» TEXT EXTRACT:
⟨

Bosnian students who fought school segregation win prestigious award

    After defeating a plan to segregate their school last year, students from Jajce, Bosnia and Herzegovina, are winners of the 2018 Max van der Stoel Award.
    Days after their victory was announced, over 100 students from across Bosnia rallied outside the Central Bosnia Canton building in Travnik on Tuesday, June 20, to protest the ongoing policy of school segregation around the country. (WNV/Anela Ibraković)

    Last year, high school students from Jajce, Bosnia and Herzegovina, successfully defeated a government plan to segregate their school. Now they are the recipients of a prestigious award for their courage and persistence. On Friday, the students were named winner of the 2018 Max van der Stoel Award — a $58,600 prize awarded by an international jury through the Organization for Security and Co-operation in Europe, or OSCE. The award is given every two years for outstanding achievements in promoting integration and social cohesion in OSCE countries.

    Nikolas Rimac, one of the high school students who led the effort against segregation in Jajce, said he hopes the funds will help establish a foundation for student activism in the future. “We are truly keen to use [this money] for goodwill and a better tomorrow,” Rimac said.

⟩

Collection entries
⟨

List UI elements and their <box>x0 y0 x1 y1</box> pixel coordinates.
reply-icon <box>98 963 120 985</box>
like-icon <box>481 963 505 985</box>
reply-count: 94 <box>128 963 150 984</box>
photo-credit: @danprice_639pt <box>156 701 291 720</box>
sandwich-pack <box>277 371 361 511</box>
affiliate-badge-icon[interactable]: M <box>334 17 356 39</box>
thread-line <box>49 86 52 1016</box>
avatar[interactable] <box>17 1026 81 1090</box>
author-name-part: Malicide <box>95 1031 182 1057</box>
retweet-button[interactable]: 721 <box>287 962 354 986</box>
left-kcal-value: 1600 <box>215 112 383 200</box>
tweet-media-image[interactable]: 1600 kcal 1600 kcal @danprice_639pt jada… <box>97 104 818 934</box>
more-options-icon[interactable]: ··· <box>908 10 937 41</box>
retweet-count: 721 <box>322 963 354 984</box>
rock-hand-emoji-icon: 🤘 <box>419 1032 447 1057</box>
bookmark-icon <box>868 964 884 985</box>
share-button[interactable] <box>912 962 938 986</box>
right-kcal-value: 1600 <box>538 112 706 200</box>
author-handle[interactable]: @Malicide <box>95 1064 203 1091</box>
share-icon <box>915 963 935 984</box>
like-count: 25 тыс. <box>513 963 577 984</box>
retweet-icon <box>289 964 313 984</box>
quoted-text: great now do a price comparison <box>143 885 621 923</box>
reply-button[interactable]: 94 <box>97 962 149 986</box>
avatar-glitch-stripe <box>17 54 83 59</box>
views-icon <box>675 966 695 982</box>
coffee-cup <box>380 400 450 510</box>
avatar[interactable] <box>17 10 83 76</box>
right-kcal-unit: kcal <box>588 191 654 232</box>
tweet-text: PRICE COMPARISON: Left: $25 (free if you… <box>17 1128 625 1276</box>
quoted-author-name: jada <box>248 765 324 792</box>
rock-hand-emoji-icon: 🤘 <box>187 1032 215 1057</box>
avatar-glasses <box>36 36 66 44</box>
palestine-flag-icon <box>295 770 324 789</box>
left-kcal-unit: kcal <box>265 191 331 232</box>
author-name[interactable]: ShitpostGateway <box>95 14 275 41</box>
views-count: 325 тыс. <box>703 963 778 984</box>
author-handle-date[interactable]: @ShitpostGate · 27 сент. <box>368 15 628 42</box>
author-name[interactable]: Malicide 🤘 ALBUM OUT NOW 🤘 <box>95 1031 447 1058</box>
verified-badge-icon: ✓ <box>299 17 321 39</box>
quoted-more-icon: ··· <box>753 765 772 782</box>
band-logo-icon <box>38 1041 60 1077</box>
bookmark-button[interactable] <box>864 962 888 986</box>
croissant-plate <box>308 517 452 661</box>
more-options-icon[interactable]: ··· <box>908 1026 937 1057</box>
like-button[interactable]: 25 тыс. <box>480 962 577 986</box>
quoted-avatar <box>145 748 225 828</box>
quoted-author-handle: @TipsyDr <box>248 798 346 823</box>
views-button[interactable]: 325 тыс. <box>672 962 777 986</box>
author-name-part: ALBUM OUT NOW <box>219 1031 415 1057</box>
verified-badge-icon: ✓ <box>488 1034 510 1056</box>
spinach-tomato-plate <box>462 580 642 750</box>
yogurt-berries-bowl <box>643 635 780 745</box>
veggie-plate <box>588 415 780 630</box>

⟩

» WHAT TO WORK ON:
a: Summarize the article on the Jajce students in two sentences.
b: In the article on the Jajce students, swap "prestigious" for "distinguished" and write out the passage from "Last year, high" up to and including "in OSCE countries.".
c: According to the article on the Jajce students, why did the students receive the award? Answer in one sentence.
The material comes from a separate source and is unrelated to the article.

» SOLUTIONS:
a: High school students from Jajce, Bosnia and Herzegovina, who defeated a government plan to segregate their school last year, won the 2018 Max van der Stoel Award, a $58,600 prize given every two years through the OSCE for outstanding achievements in promoting integration and social cohesion. Nikolas Rimac, one of the students who led the effort, said he hopes the funds will help establish a foundation for future student activism.

b:
Last year, high school students from Jajce, Bosnia and Herzegovina, successfully defeated a government plan to segregate their school. Now they are the recipients of a distinguished award for their courage and persistence. On Friday, the students were named winner of the 2018 Max van der Stoel Award — a $58,600 prize awarded by an international jury through the Organization for Security and Co-operation in Europe, or OSCE. The award is given every two years for outstanding achievements in promoting integration and social cohesion in OSCE countries.

c: They received it for the courage and persistence they showed in successfully defeating a government plan to segregate their high school.